▼▼▼

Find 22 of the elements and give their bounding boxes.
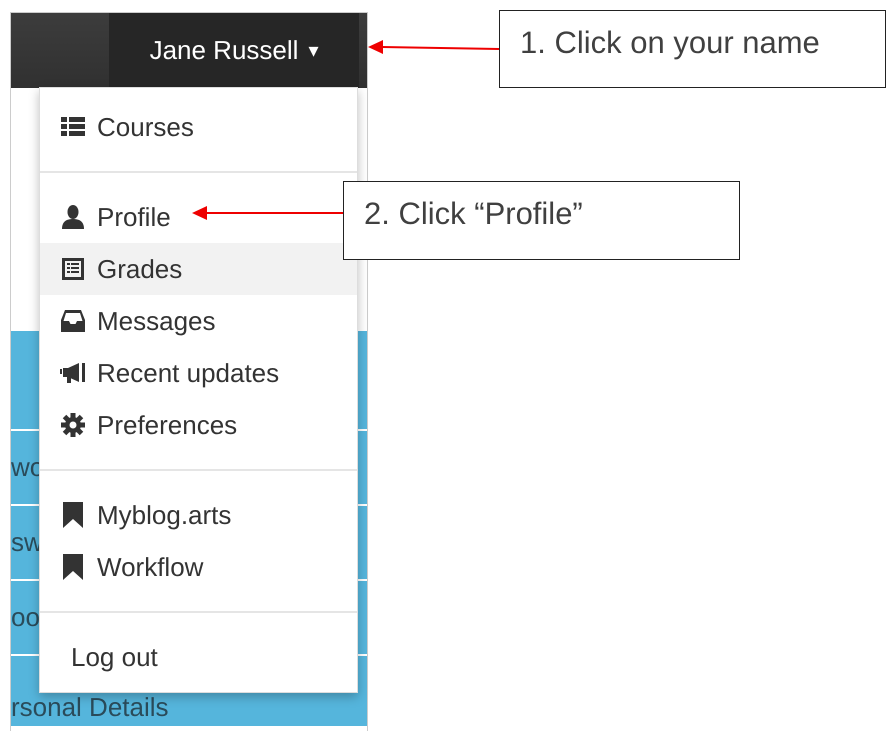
menu-item[interactable]: Messages — [40, 295, 220, 347]
menu-item[interactable]: Log out — [40, 631, 162, 683]
bookmark-icon — [63, 554, 83, 580]
list-icon — [61, 117, 85, 137]
menu-item[interactable]: Workflow — [40, 541, 208, 593]
list-item-label: oo — [11, 602, 40, 633]
gear-icon — [61, 413, 85, 437]
table-icon — [62, 258, 84, 280]
menu-item[interactable]: Courses — [40, 101, 198, 153]
user-icon — [61, 205, 85, 229]
inbox-icon — [61, 310, 85, 332]
menu-item[interactable]: Profile — [40, 191, 175, 243]
menu-item[interactable]: Grades — [40, 243, 186, 295]
menu-item[interactable]: Preferences — [40, 399, 242, 451]
bookmark-icon — [63, 502, 83, 528]
megaphone-icon — [60, 362, 86, 384]
user-menu-button[interactable]: Jane Russell ▾ — [109, 13, 359, 88]
callout-box: 2. Click “Profile” — [343, 181, 740, 260]
list-item-label: rsonal Details — [11, 692, 169, 722]
callout-box: 1. Click on your name — [499, 10, 886, 88]
menu-item[interactable]: Myblog.arts — [40, 489, 236, 541]
menu-item[interactable]: Recent updates — [40, 347, 284, 399]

▲▲▲

_WORK TO COMPLETE_
Copy the rows above and change every "menu-item" to "nav-item", keeping all other text the same. Leave the picture out.

_SOLUTION BELOW_
Find 22 of the elements and give their bounding boxes.
nav-item[interactable]: Messages — [40, 295, 220, 347]
nav-item[interactable]: Log out — [40, 631, 162, 683]
bookmark-icon — [63, 554, 83, 580]
list-icon — [61, 117, 85, 137]
nav-item[interactable]: Workflow — [40, 541, 208, 593]
list-item-label: oo — [11, 602, 40, 633]
gear-icon — [61, 413, 85, 437]
table-icon — [62, 258, 84, 280]
nav-item[interactable]: Courses — [40, 101, 198, 153]
user-icon — [61, 205, 85, 229]
inbox-icon — [61, 310, 85, 332]
nav-item[interactable]: Profile — [40, 191, 175, 243]
nav-item[interactable]: Grades — [40, 243, 186, 295]
nav-item[interactable]: Preferences — [40, 399, 242, 451]
bookmark-icon — [63, 502, 83, 528]
megaphone-icon — [60, 362, 86, 384]
user-menu-button[interactable]: Jane Russell ▾ — [109, 13, 359, 88]
callout-box: 2. Click “Profile” — [343, 181, 740, 260]
list-item-label: rsonal Details — [11, 692, 169, 722]
callout-box: 1. Click on your name — [499, 10, 886, 88]
nav-item[interactable]: Myblog.arts — [40, 489, 236, 541]
nav-item[interactable]: Recent updates — [40, 347, 284, 399]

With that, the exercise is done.